### Aim
Collect each line holding the string "color".
··· Supplied material
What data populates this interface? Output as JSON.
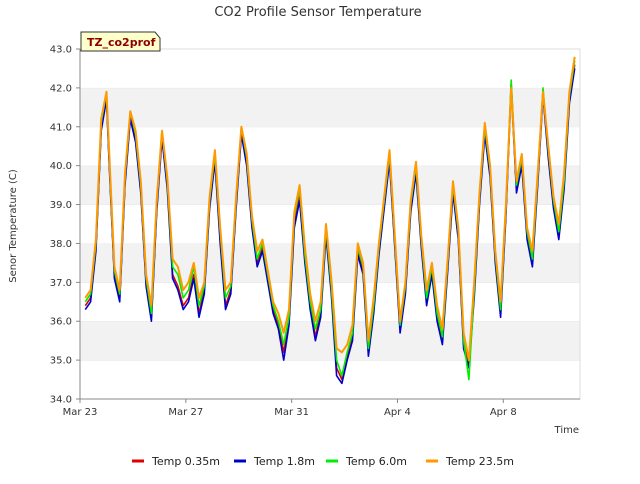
{
  "chart_data": {
    "type": "line",
    "title": "CO2 Profile Sensor Temperature",
    "xlabel": "Time",
    "ylabel": "Senor Temperature (C)",
    "station_label": "TZ_co2prof",
    "ylim": [
      34.0,
      43.0
    ],
    "yticks": [
      "34.0",
      "35.0",
      "36.0",
      "37.0",
      "38.0",
      "39.0",
      "40.0",
      "41.0",
      "42.0",
      "43.0"
    ],
    "xlim_days": [
      0,
      18.9
    ],
    "xticks": [
      {
        "label": "Mar 23",
        "day": 0
      },
      {
        "label": "Mar 27",
        "day": 4
      },
      {
        "label": "Mar 31",
        "day": 8
      },
      {
        "label": "Apr 4",
        "day": 12
      },
      {
        "label": "Apr 8",
        "day": 16
      }
    ],
    "grid": "horizontal bands",
    "legend_position": "bottom",
    "series": [
      {
        "name": "Temp 0.35m",
        "color": "#dd0000",
        "x": [
          0.2,
          0.4,
          0.6,
          0.8,
          1.0,
          1.1,
          1.3,
          1.5,
          1.7,
          1.9,
          2.1,
          2.3,
          2.5,
          2.7,
          2.9,
          3.1,
          3.3,
          3.5,
          3.7,
          3.9,
          4.1,
          4.3,
          4.5,
          4.7,
          4.9,
          5.1,
          5.3,
          5.5,
          5.7,
          5.9,
          6.1,
          6.3,
          6.5,
          6.7,
          6.9,
          7.1,
          7.3,
          7.5,
          7.7,
          7.9,
          8.1,
          8.3,
          8.5,
          8.7,
          8.9,
          9.1,
          9.3,
          9.5,
          9.7,
          9.9,
          10.1,
          10.3,
          10.5,
          10.7,
          10.9,
          11.1,
          11.3,
          11.5,
          11.7,
          11.9,
          12.1,
          12.3,
          12.5,
          12.7,
          12.9,
          13.1,
          13.3,
          13.5,
          13.7,
          13.9,
          14.1,
          14.3,
          14.5,
          14.7,
          14.9,
          15.1,
          15.3,
          15.5,
          15.7,
          15.9,
          16.1,
          16.3,
          16.5,
          16.7,
          16.9,
          17.1,
          17.3,
          17.5,
          17.7,
          17.9,
          18.1,
          18.3,
          18.5,
          18.7
        ],
        "values": [
          36.4,
          36.6,
          37.9,
          41.0,
          41.8,
          40.2,
          37.2,
          36.6,
          39.6,
          41.3,
          40.7,
          39.4,
          37.0,
          36.1,
          38.9,
          40.8,
          39.5,
          37.2,
          36.9,
          36.4,
          36.6,
          37.2,
          36.2,
          36.8,
          39.0,
          40.2,
          38.1,
          36.4,
          36.8,
          39.0,
          40.9,
          40.1,
          38.5,
          37.5,
          37.9,
          37.1,
          36.3,
          35.9,
          35.2,
          36.0,
          38.5,
          39.2,
          37.6,
          36.4,
          35.6,
          36.2,
          38.3,
          36.8,
          34.8,
          34.5,
          35.1,
          35.6,
          37.8,
          37.3,
          35.2,
          36.3,
          37.8,
          39.0,
          40.2,
          38.0,
          35.8,
          36.8,
          38.9,
          39.9,
          38.0,
          36.5,
          37.3,
          36.1,
          35.5,
          37.4,
          39.4,
          38.2,
          35.4,
          34.9,
          36.7,
          39.1,
          40.9,
          39.8,
          37.6,
          36.2,
          38.8,
          42.1,
          39.4,
          40.1,
          38.2,
          37.5,
          39.6,
          41.9,
          40.3,
          39.0,
          38.2,
          39.5,
          41.7,
          42.6
        ]
      },
      {
        "name": "Temp 1.8m",
        "color": "#0000cc",
        "x": [
          0.2,
          0.4,
          0.6,
          0.8,
          1.0,
          1.1,
          1.3,
          1.5,
          1.7,
          1.9,
          2.1,
          2.3,
          2.5,
          2.7,
          2.9,
          3.1,
          3.3,
          3.5,
          3.7,
          3.9,
          4.1,
          4.3,
          4.5,
          4.7,
          4.9,
          5.1,
          5.3,
          5.5,
          5.7,
          5.9,
          6.1,
          6.3,
          6.5,
          6.7,
          6.9,
          7.1,
          7.3,
          7.5,
          7.7,
          7.9,
          8.1,
          8.3,
          8.5,
          8.7,
          8.9,
          9.1,
          9.3,
          9.5,
          9.7,
          9.9,
          10.1,
          10.3,
          10.5,
          10.7,
          10.9,
          11.1,
          11.3,
          11.5,
          11.7,
          11.9,
          12.1,
          12.3,
          12.5,
          12.7,
          12.9,
          13.1,
          13.3,
          13.5,
          13.7,
          13.9,
          14.1,
          14.3,
          14.5,
          14.7,
          14.9,
          15.1,
          15.3,
          15.5,
          15.7,
          15.9,
          16.1,
          16.3,
          16.5,
          16.7,
          16.9,
          17.1,
          17.3,
          17.5,
          17.7,
          17.9,
          18.1,
          18.3,
          18.5,
          18.7
        ],
        "values": [
          36.3,
          36.5,
          37.8,
          40.9,
          41.7,
          40.1,
          37.1,
          36.5,
          39.5,
          41.2,
          40.6,
          39.3,
          36.9,
          36.0,
          38.8,
          40.7,
          39.4,
          37.1,
          36.8,
          36.3,
          36.5,
          37.1,
          36.1,
          36.7,
          38.9,
          40.1,
          38.0,
          36.3,
          36.7,
          38.9,
          40.8,
          40.0,
          38.4,
          37.4,
          37.8,
          37.0,
          36.2,
          35.8,
          35.0,
          35.9,
          38.4,
          39.1,
          37.5,
          36.3,
          35.5,
          36.1,
          38.2,
          36.7,
          34.6,
          34.4,
          35.0,
          35.5,
          37.7,
          37.2,
          35.1,
          36.2,
          37.7,
          38.9,
          40.1,
          37.9,
          35.7,
          36.7,
          38.8,
          39.8,
          37.9,
          36.4,
          37.2,
          36.0,
          35.4,
          37.3,
          39.3,
          38.1,
          35.3,
          34.8,
          36.6,
          39.0,
          40.8,
          39.7,
          37.5,
          36.1,
          38.7,
          42.0,
          39.3,
          40.0,
          38.1,
          37.4,
          39.5,
          41.8,
          40.2,
          38.9,
          38.1,
          39.4,
          41.6,
          42.5
        ]
      },
      {
        "name": "Temp 6.0m",
        "color": "#00ee00",
        "x": [
          0.2,
          0.4,
          0.6,
          0.8,
          1.0,
          1.1,
          1.3,
          1.5,
          1.7,
          1.9,
          2.1,
          2.3,
          2.5,
          2.7,
          2.9,
          3.1,
          3.3,
          3.5,
          3.7,
          3.9,
          4.1,
          4.3,
          4.5,
          4.7,
          4.9,
          5.1,
          5.3,
          5.5,
          5.7,
          5.9,
          6.1,
          6.3,
          6.5,
          6.7,
          6.9,
          7.1,
          7.3,
          7.5,
          7.7,
          7.9,
          8.1,
          8.3,
          8.5,
          8.7,
          8.9,
          9.1,
          9.3,
          9.5,
          9.7,
          9.9,
          10.1,
          10.3,
          10.5,
          10.7,
          10.9,
          11.1,
          11.3,
          11.5,
          11.7,
          11.9,
          12.1,
          12.3,
          12.5,
          12.7,
          12.9,
          13.1,
          13.3,
          13.5,
          13.7,
          13.9,
          14.1,
          14.3,
          14.5,
          14.7,
          14.9,
          15.1,
          15.3,
          15.5,
          15.7,
          15.9,
          16.1,
          16.3,
          16.5,
          16.7,
          16.9,
          17.1,
          17.3,
          17.5,
          17.7,
          17.9,
          18.1,
          18.3,
          18.5,
          18.7
        ],
        "values": [
          36.5,
          36.7,
          38.0,
          41.1,
          41.9,
          40.3,
          37.3,
          36.7,
          39.7,
          41.4,
          40.8,
          39.5,
          37.1,
          36.2,
          39.0,
          40.9,
          39.6,
          37.4,
          37.2,
          36.6,
          36.8,
          37.4,
          36.4,
          36.9,
          39.1,
          40.3,
          38.3,
          36.6,
          36.9,
          39.1,
          41.0,
          40.2,
          38.6,
          37.6,
          38.0,
          37.2,
          36.4,
          36.0,
          35.4,
          36.1,
          38.7,
          39.4,
          37.7,
          36.5,
          35.8,
          36.3,
          38.4,
          36.9,
          35.0,
          34.6,
          35.2,
          35.7,
          37.9,
          37.4,
          35.3,
          36.4,
          37.9,
          39.1,
          40.3,
          38.1,
          35.9,
          36.9,
          39.0,
          40.0,
          38.1,
          36.6,
          37.4,
          36.2,
          35.6,
          37.5,
          39.5,
          38.3,
          35.5,
          34.5,
          36.8,
          39.2,
          41.0,
          39.9,
          37.7,
          36.3,
          38.9,
          42.2,
          39.5,
          40.2,
          38.3,
          37.6,
          39.7,
          42.0,
          40.4,
          39.1,
          38.3,
          39.6,
          41.8,
          42.7
        ]
      },
      {
        "name": "Temp 23.5m",
        "color": "#ff9900",
        "x": [
          0.2,
          0.4,
          0.6,
          0.8,
          1.0,
          1.1,
          1.3,
          1.5,
          1.7,
          1.9,
          2.1,
          2.3,
          2.5,
          2.7,
          2.9,
          3.1,
          3.3,
          3.5,
          3.7,
          3.9,
          4.1,
          4.3,
          4.5,
          4.7,
          4.9,
          5.1,
          5.3,
          5.5,
          5.7,
          5.9,
          6.1,
          6.3,
          6.5,
          6.7,
          6.9,
          7.1,
          7.3,
          7.5,
          7.7,
          7.9,
          8.1,
          8.3,
          8.5,
          8.7,
          8.9,
          9.1,
          9.3,
          9.5,
          9.7,
          9.9,
          10.1,
          10.3,
          10.5,
          10.7,
          10.9,
          11.1,
          11.3,
          11.5,
          11.7,
          11.9,
          12.1,
          12.3,
          12.5,
          12.7,
          12.9,
          13.1,
          13.3,
          13.5,
          13.7,
          13.9,
          14.1,
          14.3,
          14.5,
          14.7,
          14.9,
          15.1,
          15.3,
          15.5,
          15.7,
          15.9,
          16.1,
          16.3,
          16.5,
          16.7,
          16.9,
          17.1,
          17.3,
          17.5,
          17.7,
          17.9,
          18.1,
          18.3,
          18.5,
          18.7
        ],
        "values": [
          36.6,
          36.8,
          38.1,
          41.2,
          41.9,
          40.4,
          37.4,
          36.8,
          39.8,
          41.4,
          40.9,
          39.6,
          37.2,
          36.4,
          39.1,
          40.9,
          39.7,
          37.6,
          37.4,
          36.8,
          37.0,
          37.5,
          36.6,
          37.0,
          39.2,
          40.4,
          38.4,
          36.8,
          37.0,
          39.2,
          41.0,
          40.3,
          38.7,
          37.8,
          38.1,
          37.3,
          36.5,
          36.2,
          35.7,
          36.3,
          38.8,
          39.5,
          37.9,
          36.7,
          36.0,
          36.5,
          38.5,
          37.1,
          35.3,
          35.2,
          35.4,
          35.9,
          38.0,
          37.5,
          35.5,
          36.6,
          38.0,
          39.2,
          40.4,
          38.2,
          36.0,
          37.0,
          39.1,
          40.1,
          38.2,
          36.8,
          37.5,
          36.4,
          35.8,
          37.6,
          39.6,
          38.4,
          35.7,
          35.0,
          37.0,
          39.3,
          41.1,
          40.0,
          37.8,
          36.5,
          39.0,
          42.0,
          39.6,
          40.3,
          38.4,
          37.8,
          39.8,
          41.9,
          40.5,
          39.2,
          38.5,
          39.8,
          41.9,
          42.8
        ]
      }
    ]
  }
}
······
### Correct output
        "color": "#dd0000",
        "color": "#0000cc",
        "color": "#00ee00",
        "color": "#ff9900",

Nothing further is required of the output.